◆ DATA TO PROCESS ◆
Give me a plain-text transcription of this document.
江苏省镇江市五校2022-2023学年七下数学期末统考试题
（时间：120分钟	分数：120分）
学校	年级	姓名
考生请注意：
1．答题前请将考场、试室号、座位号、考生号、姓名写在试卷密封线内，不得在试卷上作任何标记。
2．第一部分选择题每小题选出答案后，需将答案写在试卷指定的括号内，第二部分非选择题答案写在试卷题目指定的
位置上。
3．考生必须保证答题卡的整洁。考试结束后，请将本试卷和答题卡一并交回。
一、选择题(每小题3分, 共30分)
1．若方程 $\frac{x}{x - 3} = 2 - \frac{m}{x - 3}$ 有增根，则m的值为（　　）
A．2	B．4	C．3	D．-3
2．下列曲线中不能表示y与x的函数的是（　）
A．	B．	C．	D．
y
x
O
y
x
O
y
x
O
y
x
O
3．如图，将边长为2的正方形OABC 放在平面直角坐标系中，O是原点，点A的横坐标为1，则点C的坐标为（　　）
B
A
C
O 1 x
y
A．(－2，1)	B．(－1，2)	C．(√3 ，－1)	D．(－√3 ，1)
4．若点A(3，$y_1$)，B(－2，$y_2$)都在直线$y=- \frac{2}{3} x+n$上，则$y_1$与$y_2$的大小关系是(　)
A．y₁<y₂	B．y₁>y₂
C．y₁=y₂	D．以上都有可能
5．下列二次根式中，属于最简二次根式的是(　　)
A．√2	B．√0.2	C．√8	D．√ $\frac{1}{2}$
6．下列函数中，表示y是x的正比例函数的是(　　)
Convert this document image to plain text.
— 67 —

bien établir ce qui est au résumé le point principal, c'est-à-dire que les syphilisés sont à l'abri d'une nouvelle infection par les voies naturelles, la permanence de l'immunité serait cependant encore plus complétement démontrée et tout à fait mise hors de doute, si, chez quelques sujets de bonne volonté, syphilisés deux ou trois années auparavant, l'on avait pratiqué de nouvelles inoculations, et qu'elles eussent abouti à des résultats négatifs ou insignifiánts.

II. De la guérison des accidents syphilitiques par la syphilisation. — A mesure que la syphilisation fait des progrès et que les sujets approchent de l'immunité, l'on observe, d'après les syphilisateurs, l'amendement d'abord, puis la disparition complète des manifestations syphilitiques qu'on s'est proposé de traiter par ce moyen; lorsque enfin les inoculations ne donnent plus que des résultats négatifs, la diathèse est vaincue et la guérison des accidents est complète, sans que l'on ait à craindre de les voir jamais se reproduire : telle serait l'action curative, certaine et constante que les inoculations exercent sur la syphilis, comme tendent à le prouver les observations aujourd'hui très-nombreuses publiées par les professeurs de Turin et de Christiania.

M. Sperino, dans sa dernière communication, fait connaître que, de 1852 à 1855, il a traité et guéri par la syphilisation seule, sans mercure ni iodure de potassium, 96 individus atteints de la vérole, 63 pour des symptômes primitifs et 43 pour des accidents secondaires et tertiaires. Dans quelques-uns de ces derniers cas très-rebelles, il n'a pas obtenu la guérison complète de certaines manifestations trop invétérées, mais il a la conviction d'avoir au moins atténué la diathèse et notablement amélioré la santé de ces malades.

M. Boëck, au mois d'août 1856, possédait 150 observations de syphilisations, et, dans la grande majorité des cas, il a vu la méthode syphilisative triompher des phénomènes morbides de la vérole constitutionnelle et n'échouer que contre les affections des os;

◆ YOUR OBJECTIVE ◆
Above are the entries; count how many of their lines contain the word "inoculations" and give only that number.

◆ FULL SOLUTION ◆
2